Exercise brief - Transcribe every entry below word for word, but skip the pictures.

Extracted records -
----
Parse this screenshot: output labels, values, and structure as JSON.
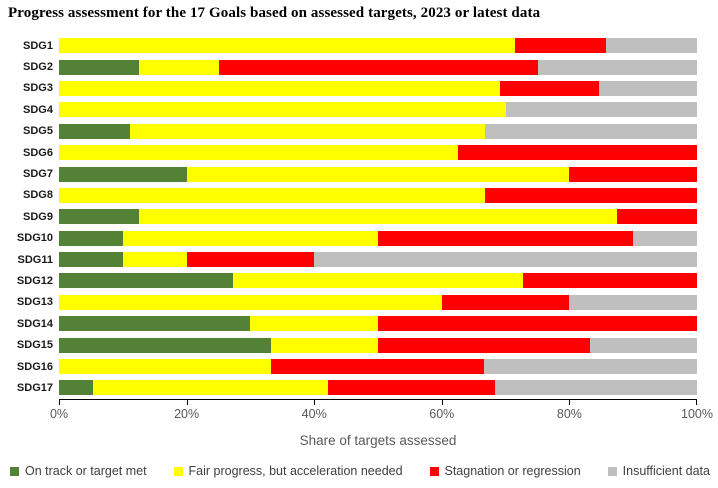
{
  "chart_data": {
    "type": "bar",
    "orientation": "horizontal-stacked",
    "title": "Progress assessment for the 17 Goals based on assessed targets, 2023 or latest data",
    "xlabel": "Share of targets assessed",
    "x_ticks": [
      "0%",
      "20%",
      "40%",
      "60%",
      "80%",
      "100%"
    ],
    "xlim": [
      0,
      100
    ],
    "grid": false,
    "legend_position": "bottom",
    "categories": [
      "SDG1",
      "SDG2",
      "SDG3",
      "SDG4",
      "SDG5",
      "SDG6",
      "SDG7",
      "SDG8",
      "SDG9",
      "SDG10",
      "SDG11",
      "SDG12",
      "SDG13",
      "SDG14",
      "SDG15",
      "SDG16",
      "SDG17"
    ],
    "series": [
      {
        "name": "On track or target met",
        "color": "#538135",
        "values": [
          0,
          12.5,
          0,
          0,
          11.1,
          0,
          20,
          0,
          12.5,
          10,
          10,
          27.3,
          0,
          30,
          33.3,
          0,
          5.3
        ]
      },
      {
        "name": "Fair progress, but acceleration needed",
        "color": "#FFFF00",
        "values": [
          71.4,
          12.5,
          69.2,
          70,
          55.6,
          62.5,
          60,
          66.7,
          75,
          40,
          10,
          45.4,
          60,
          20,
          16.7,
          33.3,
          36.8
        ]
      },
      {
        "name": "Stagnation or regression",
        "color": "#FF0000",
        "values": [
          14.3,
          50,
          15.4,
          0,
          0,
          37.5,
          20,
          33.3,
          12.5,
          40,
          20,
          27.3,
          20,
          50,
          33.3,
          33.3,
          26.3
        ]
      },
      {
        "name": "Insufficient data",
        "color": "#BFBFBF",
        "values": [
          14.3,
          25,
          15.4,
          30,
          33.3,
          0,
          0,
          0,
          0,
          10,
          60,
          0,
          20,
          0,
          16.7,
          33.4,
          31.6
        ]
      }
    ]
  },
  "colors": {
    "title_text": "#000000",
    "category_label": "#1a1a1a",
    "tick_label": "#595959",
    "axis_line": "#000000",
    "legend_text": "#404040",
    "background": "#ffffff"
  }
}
----
Written solution -
Parse this screenshot: output labels, values, and structure as JSON.
{
  "chart_data": {
    "type": "bar",
    "orientation": "horizontal-stacked",
    "title": "Progress assessment for the 17 Goals based on assessed targets, 2023 or latest data",
    "xlabel": "Share of targets assessed",
    "x_ticks": [
      "0%",
      "20%",
      "40%",
      "60%",
      "80%",
      "100%"
    ],
    "xlim": [
      0,
      100
    ],
    "grid": false,
    "legend_position": "bottom",
    "categories": [
      "SDG1",
      "SDG2",
      "SDG3",
      "SDG4",
      "SDG5",
      "SDG6",
      "SDG7",
      "SDG8",
      "SDG9",
      "SDG10",
      "SDG11",
      "SDG12",
      "SDG13",
      "SDG14",
      "SDG15",
      "SDG16",
      "SDG17"
    ],
    "series": [
      {
        "name": "On track or target met",
        "color": "#538135",
        "values": [
          0,
          12.5,
          0,
          0,
          11.1,
          0,
          20,
          0,
          12.5,
          10,
          10,
          27.3,
          0,
          30,
          33.3,
          0,
          5.3
        ]
      },
      {
        "name": "Fair progress, but acceleration needed",
        "color": "#FFFF00",
        "values": [
          71.4,
          12.5,
          69.2,
          70,
          55.6,
          62.5,
          60,
          66.7,
          75,
          40,
          10,
          45.4,
          60,
          20,
          16.7,
          33.3,
          36.8
        ]
      },
      {
        "name": "Stagnation or regression",
        "color": "#FF0000",
        "values": [
          14.3,
          50,
          15.4,
          0,
          0,
          37.5,
          20,
          33.3,
          12.5,
          40,
          20,
          27.3,
          20,
          50,
          33.3,
          33.3,
          26.3
        ]
      },
      {
        "name": "Insufficient data",
        "color": "#BFBFBF",
        "values": [
          14.3,
          25,
          15.4,
          30,
          33.3,
          0,
          0,
          0,
          0,
          10,
          60,
          0,
          20,
          0,
          16.7,
          33.4,
          31.6
        ]
      }
    ]
  },
  "colors": {
    "title_text": "#000000",
    "category_label": "#1a1a1a",
    "tick_label": "#595959",
    "axis_line": "#000000",
    "legend_text": "#404040",
    "background": "#ffffff"
  }
}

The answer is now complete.